• Required task: Reproduce the rows below, replacing every "county-shape" with "county-polygon" and leaving everything else unchanged.

--- start of Stored rows ---

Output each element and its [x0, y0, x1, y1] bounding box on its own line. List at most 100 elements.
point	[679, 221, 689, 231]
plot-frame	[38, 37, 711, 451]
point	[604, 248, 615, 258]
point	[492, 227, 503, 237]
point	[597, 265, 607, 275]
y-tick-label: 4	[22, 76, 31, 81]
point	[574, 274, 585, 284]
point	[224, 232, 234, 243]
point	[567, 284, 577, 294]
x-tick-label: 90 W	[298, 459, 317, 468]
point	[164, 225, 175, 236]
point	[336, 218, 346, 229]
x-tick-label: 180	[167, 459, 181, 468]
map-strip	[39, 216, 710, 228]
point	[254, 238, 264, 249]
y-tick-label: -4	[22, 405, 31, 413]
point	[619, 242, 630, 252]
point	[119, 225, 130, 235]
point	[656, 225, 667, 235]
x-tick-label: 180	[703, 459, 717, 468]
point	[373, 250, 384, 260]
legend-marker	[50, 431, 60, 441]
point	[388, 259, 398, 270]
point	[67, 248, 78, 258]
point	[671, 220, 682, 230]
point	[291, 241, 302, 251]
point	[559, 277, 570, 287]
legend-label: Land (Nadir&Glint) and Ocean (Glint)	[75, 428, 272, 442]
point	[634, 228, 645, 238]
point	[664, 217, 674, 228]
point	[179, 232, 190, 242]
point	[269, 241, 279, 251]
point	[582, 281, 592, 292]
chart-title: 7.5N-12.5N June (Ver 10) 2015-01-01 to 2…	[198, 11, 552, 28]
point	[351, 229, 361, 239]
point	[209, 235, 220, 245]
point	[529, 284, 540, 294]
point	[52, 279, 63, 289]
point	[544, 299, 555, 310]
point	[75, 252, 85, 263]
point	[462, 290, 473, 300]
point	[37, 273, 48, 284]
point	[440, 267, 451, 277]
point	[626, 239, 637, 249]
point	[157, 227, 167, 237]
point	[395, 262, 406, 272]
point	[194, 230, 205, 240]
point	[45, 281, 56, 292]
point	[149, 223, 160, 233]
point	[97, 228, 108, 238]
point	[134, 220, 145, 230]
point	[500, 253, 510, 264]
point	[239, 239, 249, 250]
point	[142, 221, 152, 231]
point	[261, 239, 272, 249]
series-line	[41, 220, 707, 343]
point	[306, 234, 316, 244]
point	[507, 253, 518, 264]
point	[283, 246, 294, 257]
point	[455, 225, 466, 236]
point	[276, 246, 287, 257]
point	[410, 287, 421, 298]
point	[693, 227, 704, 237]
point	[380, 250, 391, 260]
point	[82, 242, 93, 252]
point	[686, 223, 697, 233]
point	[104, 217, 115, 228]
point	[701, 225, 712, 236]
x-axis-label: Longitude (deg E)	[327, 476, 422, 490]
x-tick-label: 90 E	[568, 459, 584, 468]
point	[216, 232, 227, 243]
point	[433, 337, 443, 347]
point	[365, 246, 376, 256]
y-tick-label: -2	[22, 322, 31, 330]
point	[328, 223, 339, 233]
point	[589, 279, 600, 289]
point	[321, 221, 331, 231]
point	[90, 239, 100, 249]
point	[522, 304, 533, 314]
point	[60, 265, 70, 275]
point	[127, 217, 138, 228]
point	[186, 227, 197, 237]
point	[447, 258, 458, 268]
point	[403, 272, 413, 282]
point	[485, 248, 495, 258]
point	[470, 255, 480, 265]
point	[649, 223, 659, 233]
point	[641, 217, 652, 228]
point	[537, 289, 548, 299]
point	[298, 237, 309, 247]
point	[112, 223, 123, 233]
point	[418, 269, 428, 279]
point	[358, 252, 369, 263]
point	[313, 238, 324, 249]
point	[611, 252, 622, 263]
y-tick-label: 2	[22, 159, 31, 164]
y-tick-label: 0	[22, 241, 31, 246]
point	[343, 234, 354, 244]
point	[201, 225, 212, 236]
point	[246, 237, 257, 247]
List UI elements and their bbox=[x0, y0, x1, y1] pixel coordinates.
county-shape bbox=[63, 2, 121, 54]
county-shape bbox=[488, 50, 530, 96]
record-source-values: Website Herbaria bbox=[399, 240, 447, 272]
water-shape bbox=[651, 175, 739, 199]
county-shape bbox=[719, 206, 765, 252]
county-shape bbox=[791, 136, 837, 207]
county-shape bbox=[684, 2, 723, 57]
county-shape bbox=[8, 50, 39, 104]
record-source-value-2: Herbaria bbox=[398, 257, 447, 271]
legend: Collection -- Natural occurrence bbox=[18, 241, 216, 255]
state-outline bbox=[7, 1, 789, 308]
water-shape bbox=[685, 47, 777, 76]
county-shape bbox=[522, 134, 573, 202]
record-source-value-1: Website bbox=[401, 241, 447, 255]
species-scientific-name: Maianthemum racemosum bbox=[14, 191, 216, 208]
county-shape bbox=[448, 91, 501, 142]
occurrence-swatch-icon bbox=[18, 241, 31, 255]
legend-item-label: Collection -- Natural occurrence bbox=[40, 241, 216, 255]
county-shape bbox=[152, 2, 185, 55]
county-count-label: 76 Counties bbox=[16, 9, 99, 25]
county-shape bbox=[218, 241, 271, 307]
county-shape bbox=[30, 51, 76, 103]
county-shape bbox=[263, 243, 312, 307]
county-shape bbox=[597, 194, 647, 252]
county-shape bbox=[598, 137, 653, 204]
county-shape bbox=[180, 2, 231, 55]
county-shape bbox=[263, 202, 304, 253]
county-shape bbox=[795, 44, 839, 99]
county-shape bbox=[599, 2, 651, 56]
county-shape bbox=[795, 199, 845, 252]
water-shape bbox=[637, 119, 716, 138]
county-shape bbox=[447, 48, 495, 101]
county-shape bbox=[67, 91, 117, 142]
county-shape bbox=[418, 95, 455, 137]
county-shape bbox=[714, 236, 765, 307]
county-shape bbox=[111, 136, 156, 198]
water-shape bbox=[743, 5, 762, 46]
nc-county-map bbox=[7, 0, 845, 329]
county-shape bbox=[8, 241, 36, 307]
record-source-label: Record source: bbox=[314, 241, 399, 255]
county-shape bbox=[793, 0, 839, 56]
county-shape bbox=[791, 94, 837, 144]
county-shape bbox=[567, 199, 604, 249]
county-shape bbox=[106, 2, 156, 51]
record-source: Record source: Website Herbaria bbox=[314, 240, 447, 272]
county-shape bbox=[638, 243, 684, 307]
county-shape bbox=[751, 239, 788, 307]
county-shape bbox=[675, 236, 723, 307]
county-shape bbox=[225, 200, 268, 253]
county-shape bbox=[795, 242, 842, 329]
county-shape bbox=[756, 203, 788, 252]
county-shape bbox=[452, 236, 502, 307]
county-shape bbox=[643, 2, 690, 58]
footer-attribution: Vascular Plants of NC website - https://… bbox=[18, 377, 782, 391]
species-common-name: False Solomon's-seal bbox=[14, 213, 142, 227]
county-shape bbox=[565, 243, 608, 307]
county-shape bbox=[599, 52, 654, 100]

--- end of Stored rows ---

• Task response:
Output each element and its [x0, y0, x1, y1] bounding box on its own line. List at most 100 elements.
point	[679, 221, 689, 231]
plot-frame	[38, 37, 711, 451]
point	[604, 248, 615, 258]
point	[492, 227, 503, 237]
point	[597, 265, 607, 275]
y-tick-label: 4	[22, 76, 31, 81]
point	[574, 274, 585, 284]
point	[224, 232, 234, 243]
point	[567, 284, 577, 294]
x-tick-label: 90 W	[298, 459, 317, 468]
point	[164, 225, 175, 236]
point	[336, 218, 346, 229]
x-tick-label: 180	[167, 459, 181, 468]
map-strip	[39, 216, 710, 228]
point	[254, 238, 264, 249]
y-tick-label: -4	[22, 405, 31, 413]
point	[619, 242, 630, 252]
point	[119, 225, 130, 235]
point	[656, 225, 667, 235]
x-tick-label: 180	[703, 459, 717, 468]
point	[373, 250, 384, 260]
legend-marker	[50, 431, 60, 441]
point	[388, 259, 398, 270]
point	[67, 248, 78, 258]
point	[671, 220, 682, 230]
point	[291, 241, 302, 251]
point	[559, 277, 570, 287]
legend-label: Land (Nadir&Glint) and Ocean (Glint)	[75, 428, 272, 442]
point	[634, 228, 645, 238]
point	[664, 217, 674, 228]
point	[179, 232, 190, 242]
point	[269, 241, 279, 251]
point	[582, 281, 592, 292]
chart-title: 7.5N-12.5N June (Ver 10) 2015-01-01 to 2…	[198, 11, 552, 28]
point	[351, 229, 361, 239]
point	[209, 235, 220, 245]
point	[529, 284, 540, 294]
point	[52, 279, 63, 289]
point	[544, 299, 555, 310]
point	[75, 252, 85, 263]
point	[462, 290, 473, 300]
point	[37, 273, 48, 284]
point	[440, 267, 451, 277]
point	[626, 239, 637, 249]
point	[157, 227, 167, 237]
point	[395, 262, 406, 272]
point	[194, 230, 205, 240]
point	[45, 281, 56, 292]
point	[149, 223, 160, 233]
point	[97, 228, 108, 238]
point	[134, 220, 145, 230]
point	[500, 253, 510, 264]
point	[239, 239, 249, 250]
point	[142, 221, 152, 231]
point	[261, 239, 272, 249]
series-line	[41, 220, 707, 343]
point	[306, 234, 316, 244]
point	[507, 253, 518, 264]
point	[283, 246, 294, 257]
point	[455, 225, 466, 236]
point	[276, 246, 287, 257]
point	[410, 287, 421, 298]
point	[693, 227, 704, 237]
point	[380, 250, 391, 260]
point	[82, 242, 93, 252]
point	[686, 223, 697, 233]
point	[104, 217, 115, 228]
point	[701, 225, 712, 236]
x-axis-label: Longitude (deg E)	[327, 476, 422, 490]
x-tick-label: 90 E	[568, 459, 584, 468]
point	[216, 232, 227, 243]
point	[433, 337, 443, 347]
point	[365, 246, 376, 256]
y-tick-label: -2	[22, 322, 31, 330]
point	[328, 223, 339, 233]
point	[589, 279, 600, 289]
point	[321, 221, 331, 231]
point	[90, 239, 100, 249]
point	[522, 304, 533, 314]
point	[60, 265, 70, 275]
point	[127, 217, 138, 228]
point	[186, 227, 197, 237]
point	[447, 258, 458, 268]
point	[403, 272, 413, 282]
point	[485, 248, 495, 258]
point	[470, 255, 480, 265]
point	[649, 223, 659, 233]
point	[641, 217, 652, 228]
point	[537, 289, 548, 299]
point	[298, 237, 309, 247]
point	[112, 223, 123, 233]
point	[418, 269, 428, 279]
point	[358, 252, 369, 263]
point	[313, 238, 324, 249]
point	[611, 252, 622, 263]
y-tick-label: 2	[22, 159, 31, 164]
y-tick-label: 0	[22, 241, 31, 246]
point	[343, 234, 354, 244]
point	[201, 225, 212, 236]
point	[246, 237, 257, 247]
List UI elements and their bbox=[x0, y0, x1, y1] pixel coordinates.
county-polygon bbox=[63, 2, 121, 54]
county-polygon bbox=[488, 50, 530, 96]
record-source-values: Website Herbaria bbox=[399, 240, 447, 272]
water-shape bbox=[651, 175, 739, 199]
county-polygon bbox=[719, 206, 765, 252]
county-polygon bbox=[791, 136, 837, 207]
county-polygon bbox=[684, 2, 723, 57]
county-polygon bbox=[8, 50, 39, 104]
record-source-value-2: Herbaria bbox=[398, 257, 447, 271]
legend: Collection -- Natural occurrence bbox=[18, 241, 216, 255]
state-outline bbox=[7, 1, 789, 308]
water-shape bbox=[685, 47, 777, 76]
county-polygon bbox=[522, 134, 573, 202]
record-source-value-1: Website bbox=[401, 241, 447, 255]
species-scientific-name: Maianthemum racemosum bbox=[14, 191, 216, 208]
county-polygon bbox=[448, 91, 501, 142]
occurrence-swatch-icon bbox=[18, 241, 31, 255]
legend-item-label: Collection -- Natural occurrence bbox=[40, 241, 216, 255]
county-polygon bbox=[152, 2, 185, 55]
county-count-label: 76 Counties bbox=[16, 9, 99, 25]
county-polygon bbox=[218, 241, 271, 307]
county-polygon bbox=[30, 51, 76, 103]
county-polygon bbox=[263, 243, 312, 307]
county-polygon bbox=[597, 194, 647, 252]
county-polygon bbox=[598, 137, 653, 204]
county-polygon bbox=[180, 2, 231, 55]
county-polygon bbox=[263, 202, 304, 253]
county-polygon bbox=[795, 44, 839, 99]
county-polygon bbox=[599, 2, 651, 56]
county-polygon bbox=[795, 199, 845, 252]
water-shape bbox=[637, 119, 716, 138]
county-polygon bbox=[447, 48, 495, 101]
county-polygon bbox=[67, 91, 117, 142]
county-polygon bbox=[418, 95, 455, 137]
county-polygon bbox=[714, 236, 765, 307]
county-polygon bbox=[111, 136, 156, 198]
water-shape bbox=[743, 5, 762, 46]
nc-county-map bbox=[7, 0, 845, 329]
county-polygon bbox=[8, 241, 36, 307]
record-source-label: Record source: bbox=[314, 241, 399, 255]
county-polygon bbox=[793, 0, 839, 56]
county-polygon bbox=[791, 94, 837, 144]
county-polygon bbox=[567, 199, 604, 249]
county-polygon bbox=[106, 2, 156, 51]
record-source: Record source: Website Herbaria bbox=[314, 240, 447, 272]
county-polygon bbox=[638, 243, 684, 307]
county-polygon bbox=[751, 239, 788, 307]
county-polygon bbox=[675, 236, 723, 307]
county-polygon bbox=[225, 200, 268, 253]
county-polygon bbox=[795, 242, 842, 329]
county-polygon bbox=[756, 203, 788, 252]
county-polygon bbox=[452, 236, 502, 307]
county-polygon bbox=[643, 2, 690, 58]
footer-attribution: Vascular Plants of NC website - https://… bbox=[18, 377, 782, 391]
species-common-name: False Solomon's-seal bbox=[14, 213, 142, 227]
county-polygon bbox=[565, 243, 608, 307]
county-polygon bbox=[599, 52, 654, 100]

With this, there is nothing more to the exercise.